-- Begin --
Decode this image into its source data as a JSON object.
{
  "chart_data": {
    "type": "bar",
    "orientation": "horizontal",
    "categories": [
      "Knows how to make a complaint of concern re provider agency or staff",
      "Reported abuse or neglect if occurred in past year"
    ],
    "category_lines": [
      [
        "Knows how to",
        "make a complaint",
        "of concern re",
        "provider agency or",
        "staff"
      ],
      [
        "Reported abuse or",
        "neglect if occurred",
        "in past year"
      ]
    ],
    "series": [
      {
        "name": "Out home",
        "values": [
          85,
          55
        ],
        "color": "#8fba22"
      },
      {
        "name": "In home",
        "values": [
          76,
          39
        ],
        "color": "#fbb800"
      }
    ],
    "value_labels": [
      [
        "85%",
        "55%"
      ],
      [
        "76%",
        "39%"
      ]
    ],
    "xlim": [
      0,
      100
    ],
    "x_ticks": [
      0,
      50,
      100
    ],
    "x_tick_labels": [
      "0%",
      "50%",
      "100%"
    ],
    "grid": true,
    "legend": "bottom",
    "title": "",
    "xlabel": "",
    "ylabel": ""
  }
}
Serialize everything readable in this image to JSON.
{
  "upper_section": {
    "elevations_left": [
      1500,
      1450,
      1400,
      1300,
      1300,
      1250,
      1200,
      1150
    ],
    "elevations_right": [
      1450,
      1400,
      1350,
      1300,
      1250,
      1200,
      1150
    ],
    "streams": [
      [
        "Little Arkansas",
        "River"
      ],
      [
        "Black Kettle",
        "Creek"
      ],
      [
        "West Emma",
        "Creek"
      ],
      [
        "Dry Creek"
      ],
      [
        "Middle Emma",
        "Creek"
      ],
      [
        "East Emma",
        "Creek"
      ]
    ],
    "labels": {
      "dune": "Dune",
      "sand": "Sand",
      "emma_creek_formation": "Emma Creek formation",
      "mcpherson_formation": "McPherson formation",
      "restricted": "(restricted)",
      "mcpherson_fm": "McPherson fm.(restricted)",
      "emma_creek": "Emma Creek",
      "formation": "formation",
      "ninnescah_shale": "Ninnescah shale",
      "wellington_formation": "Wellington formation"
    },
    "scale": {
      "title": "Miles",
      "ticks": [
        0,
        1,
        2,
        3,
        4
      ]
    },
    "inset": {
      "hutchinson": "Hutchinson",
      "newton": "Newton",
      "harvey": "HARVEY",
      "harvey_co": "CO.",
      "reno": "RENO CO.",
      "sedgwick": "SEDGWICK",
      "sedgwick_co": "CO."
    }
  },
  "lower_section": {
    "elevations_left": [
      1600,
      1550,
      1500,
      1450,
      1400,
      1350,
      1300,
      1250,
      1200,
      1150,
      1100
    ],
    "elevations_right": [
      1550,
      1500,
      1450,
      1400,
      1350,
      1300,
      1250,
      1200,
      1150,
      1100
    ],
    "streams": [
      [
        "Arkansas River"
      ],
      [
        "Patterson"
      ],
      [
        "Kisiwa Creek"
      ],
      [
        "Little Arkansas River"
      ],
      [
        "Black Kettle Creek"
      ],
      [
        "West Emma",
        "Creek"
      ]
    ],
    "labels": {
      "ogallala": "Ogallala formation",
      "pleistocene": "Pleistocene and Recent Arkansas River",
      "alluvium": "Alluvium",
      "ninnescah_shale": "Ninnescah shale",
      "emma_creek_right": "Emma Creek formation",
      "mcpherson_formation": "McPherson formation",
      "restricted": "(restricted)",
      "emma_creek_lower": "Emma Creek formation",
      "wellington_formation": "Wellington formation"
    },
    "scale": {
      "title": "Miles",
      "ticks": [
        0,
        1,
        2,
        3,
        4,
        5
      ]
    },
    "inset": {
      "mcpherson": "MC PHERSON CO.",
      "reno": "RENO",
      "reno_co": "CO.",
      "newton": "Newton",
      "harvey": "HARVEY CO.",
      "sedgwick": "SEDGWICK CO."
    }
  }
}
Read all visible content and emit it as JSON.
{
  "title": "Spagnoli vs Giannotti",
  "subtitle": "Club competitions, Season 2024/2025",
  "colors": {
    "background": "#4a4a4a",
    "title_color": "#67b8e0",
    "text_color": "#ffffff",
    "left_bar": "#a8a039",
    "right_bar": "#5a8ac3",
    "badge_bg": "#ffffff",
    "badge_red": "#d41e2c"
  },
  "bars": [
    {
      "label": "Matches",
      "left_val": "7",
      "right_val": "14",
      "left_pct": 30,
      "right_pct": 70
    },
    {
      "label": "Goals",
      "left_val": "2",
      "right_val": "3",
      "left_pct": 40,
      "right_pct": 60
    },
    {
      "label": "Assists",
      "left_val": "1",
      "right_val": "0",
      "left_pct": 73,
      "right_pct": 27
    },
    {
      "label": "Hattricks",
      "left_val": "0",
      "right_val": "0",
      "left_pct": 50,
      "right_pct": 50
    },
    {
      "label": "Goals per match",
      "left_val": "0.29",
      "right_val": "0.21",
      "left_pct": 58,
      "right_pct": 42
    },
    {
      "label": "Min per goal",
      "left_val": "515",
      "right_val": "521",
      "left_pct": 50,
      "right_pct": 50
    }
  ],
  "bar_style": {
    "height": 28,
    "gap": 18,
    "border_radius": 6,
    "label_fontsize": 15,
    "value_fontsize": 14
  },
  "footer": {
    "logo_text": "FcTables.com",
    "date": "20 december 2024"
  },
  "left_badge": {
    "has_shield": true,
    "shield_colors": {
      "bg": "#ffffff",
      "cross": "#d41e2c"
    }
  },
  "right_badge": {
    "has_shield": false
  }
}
-- End --
Task statement: Pull out the lines above in which the word "Emma" appears.

Task output:
        "West Emma",
        "Middle Emma",
        "East Emma",
      "emma_creek_formation": "Emma Creek formation",
      "emma_creek": "Emma Creek",
        "West Emma",
      "emma_creek_right": "Emma Creek formation",
      "emma_creek_lower": "Emma Creek formation",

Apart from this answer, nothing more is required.